What you have to do | Reproduce all of the data below verbatim, line for line, from the first line to the last.

Data for this task |
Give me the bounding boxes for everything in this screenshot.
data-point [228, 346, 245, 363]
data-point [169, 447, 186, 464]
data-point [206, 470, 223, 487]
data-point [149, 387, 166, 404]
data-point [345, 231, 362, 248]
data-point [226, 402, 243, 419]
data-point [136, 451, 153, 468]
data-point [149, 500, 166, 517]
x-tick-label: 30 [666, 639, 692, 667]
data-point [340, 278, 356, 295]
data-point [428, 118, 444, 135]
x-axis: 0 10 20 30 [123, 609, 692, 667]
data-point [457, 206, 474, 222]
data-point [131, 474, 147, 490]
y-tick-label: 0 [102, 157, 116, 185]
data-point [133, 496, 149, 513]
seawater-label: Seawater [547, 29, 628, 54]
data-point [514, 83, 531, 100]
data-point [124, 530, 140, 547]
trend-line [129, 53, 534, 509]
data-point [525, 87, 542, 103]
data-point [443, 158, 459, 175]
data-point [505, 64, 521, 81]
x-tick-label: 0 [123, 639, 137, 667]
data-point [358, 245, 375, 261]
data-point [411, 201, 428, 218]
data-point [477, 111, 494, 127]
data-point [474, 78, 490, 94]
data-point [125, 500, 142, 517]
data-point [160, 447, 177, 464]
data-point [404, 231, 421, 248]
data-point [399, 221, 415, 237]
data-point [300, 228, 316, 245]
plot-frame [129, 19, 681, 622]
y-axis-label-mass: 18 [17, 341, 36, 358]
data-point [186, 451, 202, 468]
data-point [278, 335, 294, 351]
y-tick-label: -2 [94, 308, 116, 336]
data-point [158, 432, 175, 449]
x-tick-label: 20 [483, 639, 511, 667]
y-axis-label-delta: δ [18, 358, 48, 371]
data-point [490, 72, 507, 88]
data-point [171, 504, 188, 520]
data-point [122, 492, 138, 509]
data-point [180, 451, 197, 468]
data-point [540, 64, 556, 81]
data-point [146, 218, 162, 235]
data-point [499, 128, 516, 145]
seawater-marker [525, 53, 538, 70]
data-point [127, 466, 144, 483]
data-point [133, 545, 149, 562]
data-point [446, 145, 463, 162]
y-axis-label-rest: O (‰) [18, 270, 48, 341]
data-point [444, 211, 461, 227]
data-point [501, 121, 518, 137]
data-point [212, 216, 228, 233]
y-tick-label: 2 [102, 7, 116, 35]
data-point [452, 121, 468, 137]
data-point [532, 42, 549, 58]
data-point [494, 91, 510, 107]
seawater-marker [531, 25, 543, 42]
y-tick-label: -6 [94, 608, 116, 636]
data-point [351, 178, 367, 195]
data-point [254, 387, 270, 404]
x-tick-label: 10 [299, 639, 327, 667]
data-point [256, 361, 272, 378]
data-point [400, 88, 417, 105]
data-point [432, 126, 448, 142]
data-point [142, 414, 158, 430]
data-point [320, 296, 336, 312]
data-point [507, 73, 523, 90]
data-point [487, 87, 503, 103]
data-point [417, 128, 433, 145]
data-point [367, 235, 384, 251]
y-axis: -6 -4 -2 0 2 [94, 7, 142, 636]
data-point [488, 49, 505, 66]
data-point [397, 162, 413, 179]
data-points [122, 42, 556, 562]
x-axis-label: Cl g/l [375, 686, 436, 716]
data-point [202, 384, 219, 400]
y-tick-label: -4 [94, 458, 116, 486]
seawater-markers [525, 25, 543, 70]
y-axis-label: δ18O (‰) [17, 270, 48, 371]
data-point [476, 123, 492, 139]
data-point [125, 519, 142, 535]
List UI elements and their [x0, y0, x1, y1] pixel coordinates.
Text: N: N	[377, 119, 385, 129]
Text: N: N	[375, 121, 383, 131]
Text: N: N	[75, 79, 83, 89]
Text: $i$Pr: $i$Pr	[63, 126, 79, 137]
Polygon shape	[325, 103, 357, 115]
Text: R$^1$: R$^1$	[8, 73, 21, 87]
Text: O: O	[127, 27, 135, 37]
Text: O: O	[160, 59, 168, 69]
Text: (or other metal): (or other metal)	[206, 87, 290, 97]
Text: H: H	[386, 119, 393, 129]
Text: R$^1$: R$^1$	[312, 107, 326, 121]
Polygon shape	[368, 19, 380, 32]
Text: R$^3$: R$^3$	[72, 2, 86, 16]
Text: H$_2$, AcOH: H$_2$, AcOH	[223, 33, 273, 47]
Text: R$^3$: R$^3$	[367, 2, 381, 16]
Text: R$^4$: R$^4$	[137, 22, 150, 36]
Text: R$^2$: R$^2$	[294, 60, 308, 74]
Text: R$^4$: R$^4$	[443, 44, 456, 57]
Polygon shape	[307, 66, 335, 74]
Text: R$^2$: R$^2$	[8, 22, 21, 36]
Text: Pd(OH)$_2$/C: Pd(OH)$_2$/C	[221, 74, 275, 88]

Written reply |
Give me the bounding boxes for everything in this screenshot.
data-point [228, 346, 245, 363]
data-point [169, 447, 186, 464]
data-point [206, 470, 223, 487]
data-point [149, 387, 166, 404]
data-point [345, 231, 362, 248]
data-point [226, 402, 243, 419]
data-point [136, 451, 153, 468]
data-point [149, 500, 166, 517]
x-tick-label: 30 [666, 639, 692, 667]
data-point [340, 278, 356, 295]
data-point [428, 118, 444, 135]
x-axis: 0 10 20 30 [123, 609, 692, 667]
data-point [457, 206, 474, 222]
data-point [131, 474, 147, 490]
y-tick-label: 0 [102, 157, 116, 185]
data-point [133, 496, 149, 513]
seawater-label: Seawater [547, 29, 628, 54]
data-point [514, 83, 531, 100]
data-point [124, 530, 140, 547]
trend-line [129, 53, 534, 509]
data-point [525, 87, 542, 103]
data-point [443, 158, 459, 175]
data-point [505, 64, 521, 81]
x-tick-label: 0 [123, 639, 137, 667]
data-point [358, 245, 375, 261]
data-point [411, 201, 428, 218]
data-point [477, 111, 494, 127]
data-point [474, 78, 490, 94]
data-point [125, 500, 142, 517]
data-point [160, 447, 177, 464]
data-point [404, 231, 421, 248]
data-point [399, 221, 415, 237]
data-point [300, 228, 316, 245]
plot-frame [129, 19, 681, 622]
y-axis-label-mass: 18 [17, 341, 36, 358]
data-point [186, 451, 202, 468]
data-point [278, 335, 294, 351]
y-tick-label: -2 [94, 308, 116, 336]
data-point [158, 432, 175, 449]
x-tick-label: 20 [483, 639, 511, 667]
y-axis-label-delta: δ [18, 358, 48, 371]
data-point [490, 72, 507, 88]
data-point [171, 504, 188, 520]
data-point [122, 492, 138, 509]
data-point [180, 451, 197, 468]
data-point [540, 64, 556, 81]
data-point [146, 218, 162, 235]
data-point [499, 128, 516, 145]
seawater-marker [525, 53, 538, 70]
data-point [127, 466, 144, 483]
data-point [133, 545, 149, 562]
data-point [446, 145, 463, 162]
y-axis-label-rest: O (‰) [18, 270, 48, 341]
data-point [444, 211, 461, 227]
data-point [501, 121, 518, 137]
data-point [212, 216, 228, 233]
y-tick-label: 2 [102, 7, 116, 35]
data-point [452, 121, 468, 137]
data-point [532, 42, 549, 58]
data-point [494, 91, 510, 107]
seawater-marker [531, 25, 543, 42]
y-tick-label: -6 [94, 608, 116, 636]
data-point [351, 178, 367, 195]
data-point [254, 387, 270, 404]
x-tick-label: 10 [299, 639, 327, 667]
data-point [256, 361, 272, 378]
data-point [400, 88, 417, 105]
data-point [432, 126, 448, 142]
data-point [142, 414, 158, 430]
data-point [320, 296, 336, 312]
data-point [507, 73, 523, 90]
data-point [487, 87, 503, 103]
data-point [417, 128, 433, 145]
data-point [367, 235, 384, 251]
y-axis: -6 -4 -2 0 2 [94, 7, 142, 636]
data-point [488, 49, 505, 66]
data-point [397, 162, 413, 179]
data-points [122, 42, 556, 562]
x-axis-label: Cl g/l [375, 686, 436, 716]
data-point [202, 384, 219, 400]
y-tick-label: -4 [94, 458, 116, 486]
seawater-markers [525, 25, 543, 70]
y-axis-label: δ18O (‰) [17, 270, 48, 371]
data-point [476, 123, 492, 139]
data-point [125, 519, 142, 535]
List UI elements and their [x0, y0, x1, y1] pixel coordinates.
Text: N: N	[377, 119, 385, 129]
Text: N: N	[375, 121, 383, 131]
Text: N: N	[75, 79, 83, 89]
Text: $i$Pr: $i$Pr	[63, 126, 79, 137]
Polygon shape	[325, 103, 357, 115]
Text: R$^1$: R$^1$	[8, 73, 21, 87]
Text: O: O	[127, 27, 135, 37]
Text: O: O	[160, 59, 168, 69]
Text: (or other metal): (or other metal)	[206, 87, 290, 97]
Text: H: H	[386, 119, 393, 129]
Text: R$^1$: R$^1$	[312, 107, 326, 121]
Polygon shape	[368, 19, 380, 32]
Text: R$^3$: R$^3$	[72, 2, 86, 16]
Text: H$_2$, AcOH: H$_2$, AcOH	[223, 33, 273, 47]
Text: R$^3$: R$^3$	[367, 2, 381, 16]
Text: R$^4$: R$^4$	[137, 22, 150, 36]
Text: R$^2$: R$^2$	[294, 60, 308, 74]
Text: R$^4$: R$^4$	[443, 44, 456, 57]
Polygon shape	[307, 66, 335, 74]
Text: R$^2$: R$^2$	[8, 22, 21, 36]
Text: Pd(OH)$_2$/C: Pd(OH)$_2$/C	[221, 74, 275, 88]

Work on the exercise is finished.